* **Given text**:
>>>>
Jan 25, 2026
I have plenty of disagreement with George Scialabba’s new book — especially on MacIntyre and Taylor so far, which I hope to write more about — but he is so brilliant on Christopher Lasch that I have to just capture this passage (originally from Only A Voice):
Lasch’s work is an extended quarrel with modernity, defined as the advance of an overlapping, mutually reinforcing phalanx of political centralization, mass production, expanded consumption, automation, geographic mobility, the bureaucratization of education, medicine, and family life, moral cosmopolitanism, and legal universalism. Against this barrage of abstractions, Lasch insisted on the fact of human scale.
The human creature has a specific evolutionary endowment and gestational history. As a result, the human infant has a powerful and threatening fantasy life, which it can only outgrow gradually, through a range of close-up interactions, involving both authority and love, with the same caregivers over many years. The bureaucratic rationalization of work and intimate life plays havoc with this scheme of development, producing a weak self, stripped of traditional skills, tools, and autonomy, entirely dependent on large forces beyond its comprehension, much less control, and crippled by ambivalence toward remote, impersonal authority. What sustained the strong pre-modern self was the virtue of hope; what sustains the weak modern self is the ideology of progress.
<<<<
* **Your goal**: Transcribe the passage from the post above about Christopher Lasch word for word, starting with "Jan 25, 2026" and going on through "of human scale.".

* **Extracted data**:
>>>>
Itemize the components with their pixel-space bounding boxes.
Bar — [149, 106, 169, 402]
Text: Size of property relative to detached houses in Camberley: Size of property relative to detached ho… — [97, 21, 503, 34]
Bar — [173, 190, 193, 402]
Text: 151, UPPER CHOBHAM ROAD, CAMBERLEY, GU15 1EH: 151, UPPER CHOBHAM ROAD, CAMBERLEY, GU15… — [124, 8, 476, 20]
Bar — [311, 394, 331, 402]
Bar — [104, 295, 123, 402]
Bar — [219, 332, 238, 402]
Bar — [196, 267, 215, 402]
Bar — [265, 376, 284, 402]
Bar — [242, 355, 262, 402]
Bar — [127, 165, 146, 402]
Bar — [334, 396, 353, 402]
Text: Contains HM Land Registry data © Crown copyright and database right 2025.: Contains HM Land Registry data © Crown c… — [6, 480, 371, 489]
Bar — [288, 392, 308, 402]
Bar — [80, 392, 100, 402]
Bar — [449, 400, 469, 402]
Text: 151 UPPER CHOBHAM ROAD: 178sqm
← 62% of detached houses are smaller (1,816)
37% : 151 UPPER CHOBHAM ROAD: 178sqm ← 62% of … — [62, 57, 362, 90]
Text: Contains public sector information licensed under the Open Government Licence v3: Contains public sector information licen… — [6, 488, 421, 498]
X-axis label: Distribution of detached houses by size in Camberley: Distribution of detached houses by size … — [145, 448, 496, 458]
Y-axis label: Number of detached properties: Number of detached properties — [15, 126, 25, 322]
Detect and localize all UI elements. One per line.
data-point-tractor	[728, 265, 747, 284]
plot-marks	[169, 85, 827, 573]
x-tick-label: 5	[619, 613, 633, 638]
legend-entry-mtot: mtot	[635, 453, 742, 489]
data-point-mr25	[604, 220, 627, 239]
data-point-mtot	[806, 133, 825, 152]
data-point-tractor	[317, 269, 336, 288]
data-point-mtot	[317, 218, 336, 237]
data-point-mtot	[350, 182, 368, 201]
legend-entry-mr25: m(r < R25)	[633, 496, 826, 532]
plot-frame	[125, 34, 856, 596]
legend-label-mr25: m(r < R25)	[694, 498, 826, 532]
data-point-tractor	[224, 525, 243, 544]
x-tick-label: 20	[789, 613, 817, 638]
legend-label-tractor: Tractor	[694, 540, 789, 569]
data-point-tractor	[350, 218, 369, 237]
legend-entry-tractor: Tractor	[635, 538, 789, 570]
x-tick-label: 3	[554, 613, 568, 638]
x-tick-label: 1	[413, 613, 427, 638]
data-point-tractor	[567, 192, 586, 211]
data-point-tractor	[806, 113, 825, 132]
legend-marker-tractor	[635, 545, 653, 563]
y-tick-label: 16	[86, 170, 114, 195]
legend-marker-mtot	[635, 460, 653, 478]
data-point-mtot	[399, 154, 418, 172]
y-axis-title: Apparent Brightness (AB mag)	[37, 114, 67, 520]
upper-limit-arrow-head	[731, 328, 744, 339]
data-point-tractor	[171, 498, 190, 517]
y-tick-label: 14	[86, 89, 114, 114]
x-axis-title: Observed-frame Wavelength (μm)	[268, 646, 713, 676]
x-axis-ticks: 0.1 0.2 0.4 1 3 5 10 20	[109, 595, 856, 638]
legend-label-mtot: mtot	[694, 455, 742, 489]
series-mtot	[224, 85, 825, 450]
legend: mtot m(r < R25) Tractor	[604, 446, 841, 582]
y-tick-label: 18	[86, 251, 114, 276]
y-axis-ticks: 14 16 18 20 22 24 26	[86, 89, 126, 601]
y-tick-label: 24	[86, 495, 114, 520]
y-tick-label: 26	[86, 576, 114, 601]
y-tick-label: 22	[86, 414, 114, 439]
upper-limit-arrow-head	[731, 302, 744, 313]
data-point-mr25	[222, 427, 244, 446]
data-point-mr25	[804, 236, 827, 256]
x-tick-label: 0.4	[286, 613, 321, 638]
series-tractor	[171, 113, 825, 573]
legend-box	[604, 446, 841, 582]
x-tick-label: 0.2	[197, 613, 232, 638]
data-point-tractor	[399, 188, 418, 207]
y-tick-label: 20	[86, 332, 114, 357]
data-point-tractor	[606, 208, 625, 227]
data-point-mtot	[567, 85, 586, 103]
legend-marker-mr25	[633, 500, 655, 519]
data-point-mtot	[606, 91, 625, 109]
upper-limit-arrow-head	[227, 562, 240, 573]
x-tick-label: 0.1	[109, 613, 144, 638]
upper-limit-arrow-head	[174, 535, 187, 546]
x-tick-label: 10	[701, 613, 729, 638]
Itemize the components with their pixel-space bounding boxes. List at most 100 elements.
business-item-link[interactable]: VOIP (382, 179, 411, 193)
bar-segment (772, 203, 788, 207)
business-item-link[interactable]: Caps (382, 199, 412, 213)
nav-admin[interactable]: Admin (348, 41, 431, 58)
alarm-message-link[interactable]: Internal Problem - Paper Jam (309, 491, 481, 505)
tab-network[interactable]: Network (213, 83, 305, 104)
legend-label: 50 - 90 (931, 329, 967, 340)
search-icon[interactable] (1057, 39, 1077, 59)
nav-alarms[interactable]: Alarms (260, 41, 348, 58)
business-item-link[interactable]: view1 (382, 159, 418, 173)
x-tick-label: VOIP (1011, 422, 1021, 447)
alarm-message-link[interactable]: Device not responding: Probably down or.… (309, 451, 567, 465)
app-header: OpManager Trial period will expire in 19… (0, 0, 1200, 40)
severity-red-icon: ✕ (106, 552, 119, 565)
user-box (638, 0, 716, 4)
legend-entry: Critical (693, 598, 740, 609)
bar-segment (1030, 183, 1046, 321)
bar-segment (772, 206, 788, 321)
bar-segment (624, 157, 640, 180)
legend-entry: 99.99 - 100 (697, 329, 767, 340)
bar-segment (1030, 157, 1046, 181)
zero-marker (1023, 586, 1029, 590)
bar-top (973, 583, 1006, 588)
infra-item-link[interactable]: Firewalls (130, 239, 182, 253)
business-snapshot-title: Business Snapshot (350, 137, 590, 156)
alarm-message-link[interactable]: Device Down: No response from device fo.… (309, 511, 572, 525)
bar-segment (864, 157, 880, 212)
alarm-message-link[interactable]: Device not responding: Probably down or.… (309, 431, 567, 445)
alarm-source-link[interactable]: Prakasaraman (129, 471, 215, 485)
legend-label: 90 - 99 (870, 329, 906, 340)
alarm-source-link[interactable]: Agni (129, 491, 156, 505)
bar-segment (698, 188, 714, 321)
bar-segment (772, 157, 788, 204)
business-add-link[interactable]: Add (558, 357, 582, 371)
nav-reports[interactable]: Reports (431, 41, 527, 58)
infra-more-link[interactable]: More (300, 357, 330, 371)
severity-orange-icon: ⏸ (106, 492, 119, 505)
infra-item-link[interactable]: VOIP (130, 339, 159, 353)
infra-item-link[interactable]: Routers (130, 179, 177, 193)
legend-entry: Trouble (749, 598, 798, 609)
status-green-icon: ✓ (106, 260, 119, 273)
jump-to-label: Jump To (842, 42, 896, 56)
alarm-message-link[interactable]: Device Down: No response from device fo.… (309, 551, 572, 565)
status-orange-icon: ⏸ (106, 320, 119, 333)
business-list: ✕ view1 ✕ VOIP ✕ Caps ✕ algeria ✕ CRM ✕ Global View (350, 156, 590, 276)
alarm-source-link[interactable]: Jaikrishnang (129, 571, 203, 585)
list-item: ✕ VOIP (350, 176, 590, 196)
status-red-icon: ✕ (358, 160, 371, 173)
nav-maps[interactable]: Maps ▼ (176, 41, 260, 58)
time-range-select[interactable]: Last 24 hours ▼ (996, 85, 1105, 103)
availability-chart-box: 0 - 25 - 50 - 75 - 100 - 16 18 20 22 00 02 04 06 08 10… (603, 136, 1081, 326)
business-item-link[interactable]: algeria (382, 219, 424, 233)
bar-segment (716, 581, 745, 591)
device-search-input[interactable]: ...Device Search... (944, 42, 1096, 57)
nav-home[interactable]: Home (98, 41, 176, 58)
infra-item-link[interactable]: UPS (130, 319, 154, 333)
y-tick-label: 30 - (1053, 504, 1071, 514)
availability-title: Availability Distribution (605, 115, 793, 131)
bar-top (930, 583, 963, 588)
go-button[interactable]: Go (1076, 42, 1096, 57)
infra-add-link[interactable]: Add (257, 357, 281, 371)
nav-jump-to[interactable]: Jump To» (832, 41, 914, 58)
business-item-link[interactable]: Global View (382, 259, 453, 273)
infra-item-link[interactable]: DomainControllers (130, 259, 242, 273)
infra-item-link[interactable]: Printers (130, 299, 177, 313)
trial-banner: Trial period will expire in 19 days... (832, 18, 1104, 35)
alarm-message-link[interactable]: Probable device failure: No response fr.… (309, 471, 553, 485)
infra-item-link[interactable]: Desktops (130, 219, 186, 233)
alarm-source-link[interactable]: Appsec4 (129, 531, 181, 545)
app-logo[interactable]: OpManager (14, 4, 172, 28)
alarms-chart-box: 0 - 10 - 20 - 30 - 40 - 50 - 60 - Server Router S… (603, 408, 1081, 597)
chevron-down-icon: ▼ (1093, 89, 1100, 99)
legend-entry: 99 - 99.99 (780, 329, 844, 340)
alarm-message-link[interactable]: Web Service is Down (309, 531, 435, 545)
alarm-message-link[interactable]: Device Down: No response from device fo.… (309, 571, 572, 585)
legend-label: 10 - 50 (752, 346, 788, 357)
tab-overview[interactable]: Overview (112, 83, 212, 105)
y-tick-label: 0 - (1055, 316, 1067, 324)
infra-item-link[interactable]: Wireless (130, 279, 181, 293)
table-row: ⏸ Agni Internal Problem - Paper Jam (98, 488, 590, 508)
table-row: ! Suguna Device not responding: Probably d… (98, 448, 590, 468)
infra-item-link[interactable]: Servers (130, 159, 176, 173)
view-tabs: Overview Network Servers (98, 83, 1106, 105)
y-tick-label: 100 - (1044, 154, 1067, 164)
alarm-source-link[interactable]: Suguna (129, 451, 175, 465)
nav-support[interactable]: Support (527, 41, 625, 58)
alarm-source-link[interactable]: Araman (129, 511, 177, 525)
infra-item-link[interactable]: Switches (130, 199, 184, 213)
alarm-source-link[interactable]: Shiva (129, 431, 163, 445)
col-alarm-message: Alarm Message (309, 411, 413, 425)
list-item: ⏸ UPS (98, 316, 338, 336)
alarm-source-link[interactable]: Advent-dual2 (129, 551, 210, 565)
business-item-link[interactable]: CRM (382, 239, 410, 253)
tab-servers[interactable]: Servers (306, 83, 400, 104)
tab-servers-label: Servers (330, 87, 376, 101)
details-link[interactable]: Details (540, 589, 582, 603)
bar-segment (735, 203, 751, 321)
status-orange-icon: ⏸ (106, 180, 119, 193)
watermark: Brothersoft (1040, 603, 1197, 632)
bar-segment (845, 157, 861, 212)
<<<<
* **Result below**:
Jan 25, 2026
I have plenty of disagreement with George Scialabba’s new book — especially on MacIntyre and Taylor so far, which I hope to write more about — but he is so brilliant on Christopher Lasch that I have to just capture this passage (originally from Only A Voice):
Lasch’s work is an extended quarrel with modernity, defined as the advance of an overlapping, mutually reinforcing phalanx of political centralization, mass production, expanded consumption, automation, geographic mobility, the bureaucratization of education, medicine, and family life, moral cosmopolitanism, and legal universalism. Against this barrage of abstractions, Lasch insisted on the fact of human scale.